-- Given information start --

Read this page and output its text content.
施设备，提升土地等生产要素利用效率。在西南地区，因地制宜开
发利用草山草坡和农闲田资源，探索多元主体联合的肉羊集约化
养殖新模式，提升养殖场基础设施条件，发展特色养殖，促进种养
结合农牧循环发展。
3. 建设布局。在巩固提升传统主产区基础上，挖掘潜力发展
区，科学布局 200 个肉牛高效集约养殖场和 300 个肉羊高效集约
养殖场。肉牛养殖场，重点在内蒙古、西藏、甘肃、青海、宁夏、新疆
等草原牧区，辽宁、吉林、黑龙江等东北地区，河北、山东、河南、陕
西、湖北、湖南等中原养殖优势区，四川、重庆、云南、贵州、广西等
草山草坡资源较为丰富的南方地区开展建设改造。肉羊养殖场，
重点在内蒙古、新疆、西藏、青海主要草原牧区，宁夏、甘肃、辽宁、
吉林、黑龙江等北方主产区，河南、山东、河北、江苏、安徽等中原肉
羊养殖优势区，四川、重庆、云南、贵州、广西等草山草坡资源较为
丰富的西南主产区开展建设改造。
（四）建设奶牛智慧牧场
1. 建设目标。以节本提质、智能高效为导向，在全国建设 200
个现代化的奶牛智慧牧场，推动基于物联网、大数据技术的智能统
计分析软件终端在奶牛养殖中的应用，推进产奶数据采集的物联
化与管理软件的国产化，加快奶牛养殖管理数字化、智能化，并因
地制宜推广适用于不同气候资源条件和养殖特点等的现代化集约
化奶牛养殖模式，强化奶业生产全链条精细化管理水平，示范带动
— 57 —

-- Given information end --

**Requirements**
Quote every line of the data, word for word.

**Written response**
Read this page and output its text content.
施设备，提升土地等生产要素利用效率。在西南地区，因地制宜开
发利用草山草坡和农闲田资源，探索多元主体联合的肉羊集约化
养殖新模式，提升养殖场基础设施条件，发展特色养殖，促进种养
结合农牧循环发展。
3. 建设布局。在巩固提升传统主产区基础上，挖掘潜力发展
区，科学布局 200 个肉牛高效集约养殖场和 300 个肉羊高效集约
养殖场。肉牛养殖场，重点在内蒙古、西藏、甘肃、青海、宁夏、新疆
等草原牧区，辽宁、吉林、黑龙江等东北地区，河北、山东、河南、陕
西、湖北、湖南等中原养殖优势区，四川、重庆、云南、贵州、广西等
草山草坡资源较为丰富的南方地区开展建设改造。肉羊养殖场，
重点在内蒙古、新疆、西藏、青海主要草原牧区，宁夏、甘肃、辽宁、
吉林、黑龙江等北方主产区，河南、山东、河北、江苏、安徽等中原肉
羊养殖优势区，四川、重庆、云南、贵州、广西等草山草坡资源较为
丰富的西南主产区开展建设改造。
（四）建设奶牛智慧牧场
1. 建设目标。以节本提质、智能高效为导向，在全国建设 200
个现代化的奶牛智慧牧场，推动基于物联网、大数据技术的智能统
计分析软件终端在奶牛养殖中的应用，推进产奶数据采集的物联
化与管理软件的国产化，加快奶牛养殖管理数字化、智能化，并因
地制宜推广适用于不同气候资源条件和养殖特点等的现代化集约
化奶牛养殖模式，强化奶业生产全链条精细化管理水平，示范带动
— 57 —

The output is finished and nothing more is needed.